:: Records for this task

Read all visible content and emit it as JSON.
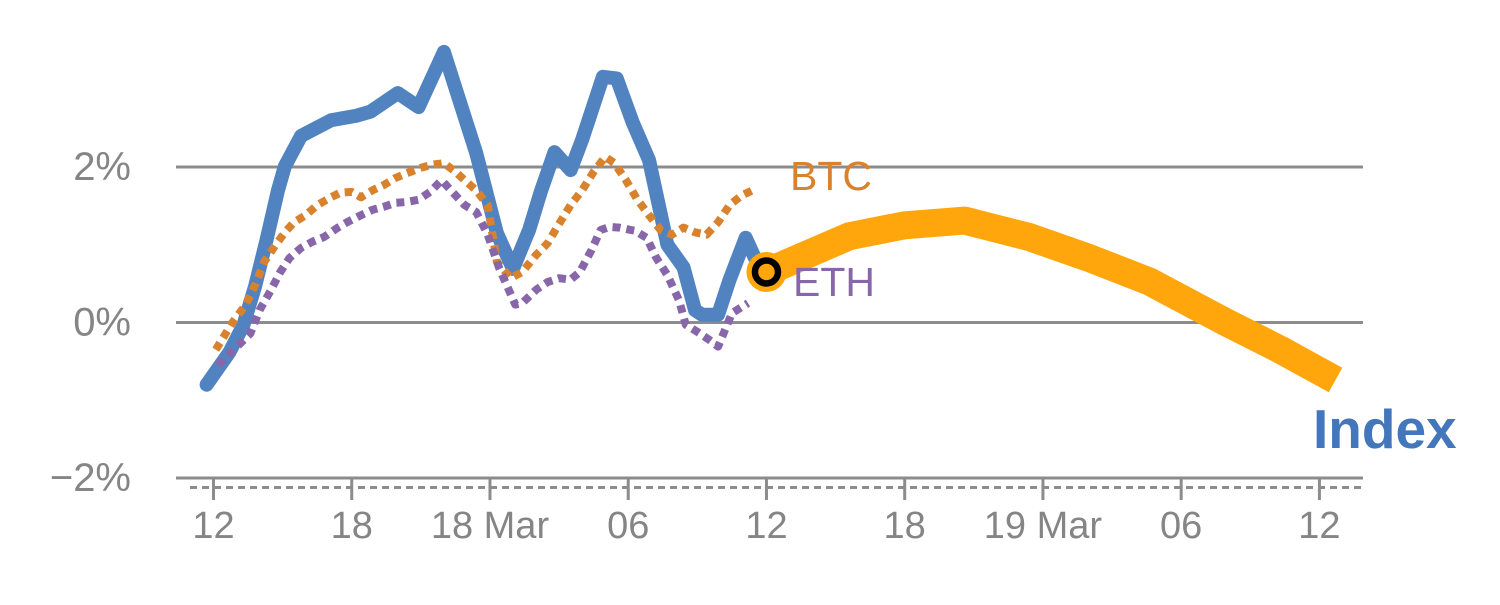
{
  "chart_data": {
    "type": "line",
    "title": "",
    "description": "Hourly percent returns of a crypto Index vs BTC and ETH with an amber forecast band",
    "y_axis": {
      "tick_labels": [
        "2%",
        "0%",
        "−2%"
      ],
      "tick_values": [
        2,
        0,
        -2
      ],
      "unit": "%",
      "grid": true
    },
    "x_axis": {
      "tick_labels": [
        "12",
        "18",
        "18 Mar",
        "06",
        "12",
        "18",
        "19 Mar",
        "06",
        "12"
      ],
      "tick_hours": [
        0,
        6,
        12,
        18,
        24,
        30,
        36,
        42,
        48
      ],
      "minor_ticks": "dashed row along axis"
    },
    "series": [
      {
        "name": "index",
        "label": "Index",
        "color": "#5283c1",
        "label_color": "#4376ba",
        "style": "solid",
        "points": [
          [
            -0.3,
            -0.8
          ],
          [
            0.7,
            -0.38
          ],
          [
            1.3,
            -0.03
          ],
          [
            1.8,
            0.46
          ],
          [
            2.3,
            1.06
          ],
          [
            2.8,
            1.7
          ],
          [
            3.1,
            2.01
          ],
          [
            3.8,
            2.4
          ],
          [
            5.1,
            2.6
          ],
          [
            6.2,
            2.66
          ],
          [
            6.8,
            2.71
          ],
          [
            8.0,
            2.95
          ],
          [
            8.9,
            2.77
          ],
          [
            10.0,
            3.48
          ],
          [
            11.4,
            2.18
          ],
          [
            12.3,
            1.15
          ],
          [
            13.0,
            0.69
          ],
          [
            13.7,
            1.19
          ],
          [
            14.2,
            1.68
          ],
          [
            14.8,
            2.19
          ],
          [
            15.5,
            1.96
          ],
          [
            16.0,
            2.35
          ],
          [
            16.9,
            3.16
          ],
          [
            17.5,
            3.14
          ],
          [
            18.2,
            2.57
          ],
          [
            18.9,
            2.09
          ],
          [
            19.7,
            1.0
          ],
          [
            20.4,
            0.71
          ],
          [
            20.9,
            0.16
          ],
          [
            21.2,
            0.1
          ],
          [
            21.9,
            0.1
          ],
          [
            22.4,
            0.55
          ],
          [
            23.1,
            1.09
          ],
          [
            23.5,
            0.83
          ],
          [
            23.8,
            0.73
          ]
        ]
      },
      {
        "name": "btc",
        "label": "BTC",
        "color": "#d9822e",
        "label_color": "#d9822e",
        "style": "dotted",
        "points": [
          [
            0.1,
            -0.35
          ],
          [
            0.8,
            -0.01
          ],
          [
            1.4,
            0.23
          ],
          [
            1.8,
            0.48
          ],
          [
            2.2,
            0.78
          ],
          [
            2.7,
            1.0
          ],
          [
            3.1,
            1.16
          ],
          [
            3.5,
            1.29
          ],
          [
            4.0,
            1.38
          ],
          [
            4.5,
            1.51
          ],
          [
            5.1,
            1.61
          ],
          [
            5.5,
            1.67
          ],
          [
            6.0,
            1.68
          ],
          [
            6.4,
            1.61
          ],
          [
            6.9,
            1.7
          ],
          [
            7.4,
            1.77
          ],
          [
            7.9,
            1.86
          ],
          [
            8.4,
            1.92
          ],
          [
            9.0,
            1.99
          ],
          [
            9.5,
            2.03
          ],
          [
            10.0,
            2.05
          ],
          [
            10.5,
            1.94
          ],
          [
            10.9,
            1.83
          ],
          [
            11.4,
            1.7
          ],
          [
            11.9,
            1.51
          ],
          [
            12.3,
            0.78
          ],
          [
            12.9,
            0.57
          ],
          [
            13.4,
            0.65
          ],
          [
            14.0,
            0.87
          ],
          [
            14.5,
            1.02
          ],
          [
            15.0,
            1.27
          ],
          [
            15.5,
            1.51
          ],
          [
            16.0,
            1.7
          ],
          [
            16.5,
            1.94
          ],
          [
            17.0,
            2.13
          ],
          [
            17.4,
            2.05
          ],
          [
            17.9,
            1.83
          ],
          [
            18.4,
            1.58
          ],
          [
            18.9,
            1.38
          ],
          [
            19.4,
            1.19
          ],
          [
            19.9,
            1.13
          ],
          [
            20.4,
            1.22
          ],
          [
            20.9,
            1.16
          ],
          [
            21.4,
            1.13
          ],
          [
            21.9,
            1.29
          ],
          [
            22.4,
            1.51
          ],
          [
            22.9,
            1.63
          ],
          [
            23.4,
            1.7
          ]
        ]
      },
      {
        "name": "eth",
        "label": "ETH",
        "color": "#8767a9",
        "label_color": "#8767a9",
        "style": "dotted",
        "points": [
          [
            0.2,
            -0.55
          ],
          [
            1.6,
            -0.14
          ],
          [
            2.0,
            0.16
          ],
          [
            2.5,
            0.42
          ],
          [
            2.9,
            0.65
          ],
          [
            3.3,
            0.83
          ],
          [
            3.8,
            0.96
          ],
          [
            4.3,
            1.04
          ],
          [
            4.8,
            1.1
          ],
          [
            5.4,
            1.22
          ],
          [
            5.8,
            1.29
          ],
          [
            6.4,
            1.38
          ],
          [
            6.9,
            1.45
          ],
          [
            7.4,
            1.49
          ],
          [
            7.9,
            1.54
          ],
          [
            8.4,
            1.55
          ],
          [
            8.9,
            1.58
          ],
          [
            9.4,
            1.68
          ],
          [
            9.9,
            1.83
          ],
          [
            10.4,
            1.67
          ],
          [
            10.9,
            1.51
          ],
          [
            11.4,
            1.42
          ],
          [
            11.9,
            1.13
          ],
          [
            12.4,
            0.7
          ],
          [
            13.1,
            0.23
          ],
          [
            13.4,
            0.25
          ],
          [
            14.0,
            0.42
          ],
          [
            14.5,
            0.52
          ],
          [
            15.0,
            0.57
          ],
          [
            15.5,
            0.55
          ],
          [
            15.9,
            0.65
          ],
          [
            16.4,
            0.93
          ],
          [
            16.8,
            1.19
          ],
          [
            17.2,
            1.23
          ],
          [
            17.6,
            1.22
          ],
          [
            18.3,
            1.18
          ],
          [
            18.8,
            1.09
          ],
          [
            19.2,
            0.84
          ],
          [
            19.7,
            0.61
          ],
          [
            20.2,
            0.29
          ],
          [
            20.5,
            -0.03
          ],
          [
            21.0,
            -0.12
          ],
          [
            21.5,
            -0.22
          ],
          [
            21.9,
            -0.31
          ],
          [
            22.5,
            0.12
          ],
          [
            23.2,
            0.25
          ]
        ]
      },
      {
        "name": "index-forecast",
        "label": "",
        "color": "#ffa60c",
        "label_color": "#ffa60c",
        "style": "band",
        "points": [
          [
            24.0,
            0.65
          ],
          [
            27.6,
            1.11
          ],
          [
            30.0,
            1.25
          ],
          [
            32.6,
            1.31
          ],
          [
            35.4,
            1.1
          ],
          [
            38.0,
            0.83
          ],
          [
            40.6,
            0.53
          ],
          [
            43.9,
            0.01
          ],
          [
            46.3,
            -0.35
          ],
          [
            48.7,
            -0.74
          ]
        ]
      }
    ],
    "marker": {
      "name": "now-marker",
      "hours": 24.0,
      "value": 0.65,
      "shape": "ring",
      "ring_color": "#000000",
      "fill_color": "#ffa60c"
    },
    "layout_hints": {
      "grid_color": "#8c8c8c",
      "tick_text_color": "#858585",
      "legend_position": "inline-annotations"
    }
  }
}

::::

▶ [To do]
Can you repeat every record above exactly, apart from the pictures?

▶ [Expected answer]
Read all visible content and emit it as JSON.
{
  "chart_data": {
    "type": "line",
    "title": "",
    "description": "Hourly percent returns of a crypto Index vs BTC and ETH with an amber forecast band",
    "y_axis": {
      "tick_labels": [
        "2%",
        "0%",
        "−2%"
      ],
      "tick_values": [
        2,
        0,
        -2
      ],
      "unit": "%",
      "grid": true
    },
    "x_axis": {
      "tick_labels": [
        "12",
        "18",
        "18 Mar",
        "06",
        "12",
        "18",
        "19 Mar",
        "06",
        "12"
      ],
      "tick_hours": [
        0,
        6,
        12,
        18,
        24,
        30,
        36,
        42,
        48
      ],
      "minor_ticks": "dashed row along axis"
    },
    "series": [
      {
        "name": "index",
        "label": "Index",
        "color": "#5283c1",
        "label_color": "#4376ba",
        "style": "solid",
        "points": [
          [
            -0.3,
            -0.8
          ],
          [
            0.7,
            -0.38
          ],
          [
            1.3,
            -0.03
          ],
          [
            1.8,
            0.46
          ],
          [
            2.3,
            1.06
          ],
          [
            2.8,
            1.7
          ],
          [
            3.1,
            2.01
          ],
          [
            3.8,
            2.4
          ],
          [
            5.1,
            2.6
          ],
          [
            6.2,
            2.66
          ],
          [
            6.8,
            2.71
          ],
          [
            8.0,
            2.95
          ],
          [
            8.9,
            2.77
          ],
          [
            10.0,
            3.48
          ],
          [
            11.4,
            2.18
          ],
          [
            12.3,
            1.15
          ],
          [
            13.0,
            0.69
          ],
          [
            13.7,
            1.19
          ],
          [
            14.2,
            1.68
          ],
          [
            14.8,
            2.19
          ],
          [
            15.5,
            1.96
          ],
          [
            16.0,
            2.35
          ],
          [
            16.9,
            3.16
          ],
          [
            17.5,
            3.14
          ],
          [
            18.2,
            2.57
          ],
          [
            18.9,
            2.09
          ],
          [
            19.7,
            1.0
          ],
          [
            20.4,
            0.71
          ],
          [
            20.9,
            0.16
          ],
          [
            21.2,
            0.1
          ],
          [
            21.9,
            0.1
          ],
          [
            22.4,
            0.55
          ],
          [
            23.1,
            1.09
          ],
          [
            23.5,
            0.83
          ],
          [
            23.8,
            0.73
          ]
        ]
      },
      {
        "name": "btc",
        "label": "BTC",
        "color": "#d9822e",
        "label_color": "#d9822e",
        "style": "dotted",
        "points": [
          [
            0.1,
            -0.35
          ],
          [
            0.8,
            -0.01
          ],
          [
            1.4,
            0.23
          ],
          [
            1.8,
            0.48
          ],
          [
            2.2,
            0.78
          ],
          [
            2.7,
            1.0
          ],
          [
            3.1,
            1.16
          ],
          [
            3.5,
            1.29
          ],
          [
            4.0,
            1.38
          ],
          [
            4.5,
            1.51
          ],
          [
            5.1,
            1.61
          ],
          [
            5.5,
            1.67
          ],
          [
            6.0,
            1.68
          ],
          [
            6.4,
            1.61
          ],
          [
            6.9,
            1.7
          ],
          [
            7.4,
            1.77
          ],
          [
            7.9,
            1.86
          ],
          [
            8.4,
            1.92
          ],
          [
            9.0,
            1.99
          ],
          [
            9.5,
            2.03
          ],
          [
            10.0,
            2.05
          ],
          [
            10.5,
            1.94
          ],
          [
            10.9,
            1.83
          ],
          [
            11.4,
            1.7
          ],
          [
            11.9,
            1.51
          ],
          [
            12.3,
            0.78
          ],
          [
            12.9,
            0.57
          ],
          [
            13.4,
            0.65
          ],
          [
            14.0,
            0.87
          ],
          [
            14.5,
            1.02
          ],
          [
            15.0,
            1.27
          ],
          [
            15.5,
            1.51
          ],
          [
            16.0,
            1.7
          ],
          [
            16.5,
            1.94
          ],
          [
            17.0,
            2.13
          ],
          [
            17.4,
            2.05
          ],
          [
            17.9,
            1.83
          ],
          [
            18.4,
            1.58
          ],
          [
            18.9,
            1.38
          ],
          [
            19.4,
            1.19
          ],
          [
            19.9,
            1.13
          ],
          [
            20.4,
            1.22
          ],
          [
            20.9,
            1.16
          ],
          [
            21.4,
            1.13
          ],
          [
            21.9,
            1.29
          ],
          [
            22.4,
            1.51
          ],
          [
            22.9,
            1.63
          ],
          [
            23.4,
            1.7
          ]
        ]
      },
      {
        "name": "eth",
        "label": "ETH",
        "color": "#8767a9",
        "label_color": "#8767a9",
        "style": "dotted",
        "points": [
          [
            0.2,
            -0.55
          ],
          [
            1.6,
            -0.14
          ],
          [
            2.0,
            0.16
          ],
          [
            2.5,
            0.42
          ],
          [
            2.9,
            0.65
          ],
          [
            3.3,
            0.83
          ],
          [
            3.8,
            0.96
          ],
          [
            4.3,
            1.04
          ],
          [
            4.8,
            1.1
          ],
          [
            5.4,
            1.22
          ],
          [
            5.8,
            1.29
          ],
          [
            6.4,
            1.38
          ],
          [
            6.9,
            1.45
          ],
          [
            7.4,
            1.49
          ],
          [
            7.9,
            1.54
          ],
          [
            8.4,
            1.55
          ],
          [
            8.9,
            1.58
          ],
          [
            9.4,
            1.68
          ],
          [
            9.9,
            1.83
          ],
          [
            10.4,
            1.67
          ],
          [
            10.9,
            1.51
          ],
          [
            11.4,
            1.42
          ],
          [
            11.9,
            1.13
          ],
          [
            12.4,
            0.7
          ],
          [
            13.1,
            0.23
          ],
          [
            13.4,
            0.25
          ],
          [
            14.0,
            0.42
          ],
          [
            14.5,
            0.52
          ],
          [
            15.0,
            0.57
          ],
          [
            15.5,
            0.55
          ],
          [
            15.9,
            0.65
          ],
          [
            16.4,
            0.93
          ],
          [
            16.8,
            1.19
          ],
          [
            17.2,
            1.23
          ],
          [
            17.6,
            1.22
          ],
          [
            18.3,
            1.18
          ],
          [
            18.8,
            1.09
          ],
          [
            19.2,
            0.84
          ],
          [
            19.7,
            0.61
          ],
          [
            20.2,
            0.29
          ],
          [
            20.5,
            -0.03
          ],
          [
            21.0,
            -0.12
          ],
          [
            21.5,
            -0.22
          ],
          [
            21.9,
            -0.31
          ],
          [
            22.5,
            0.12
          ],
          [
            23.2,
            0.25
          ]
        ]
      },
      {
        "name": "index-forecast",
        "label": "",
        "color": "#ffa60c",
        "label_color": "#ffa60c",
        "style": "band",
        "points": [
          [
            24.0,
            0.65
          ],
          [
            27.6,
            1.11
          ],
          [
            30.0,
            1.25
          ],
          [
            32.6,
            1.31
          ],
          [
            35.4,
            1.1
          ],
          [
            38.0,
            0.83
          ],
          [
            40.6,
            0.53
          ],
          [
            43.9,
            0.01
          ],
          [
            46.3,
            -0.35
          ],
          [
            48.7,
            -0.74
          ]
        ]
      }
    ],
    "marker": {
      "name": "now-marker",
      "hours": 24.0,
      "value": 0.65,
      "shape": "ring",
      "ring_color": "#000000",
      "fill_color": "#ffa60c"
    },
    "layout_hints": {
      "grid_color": "#8c8c8c",
      "tick_text_color": "#858585",
      "legend_position": "inline-annotations"
    }
  }
}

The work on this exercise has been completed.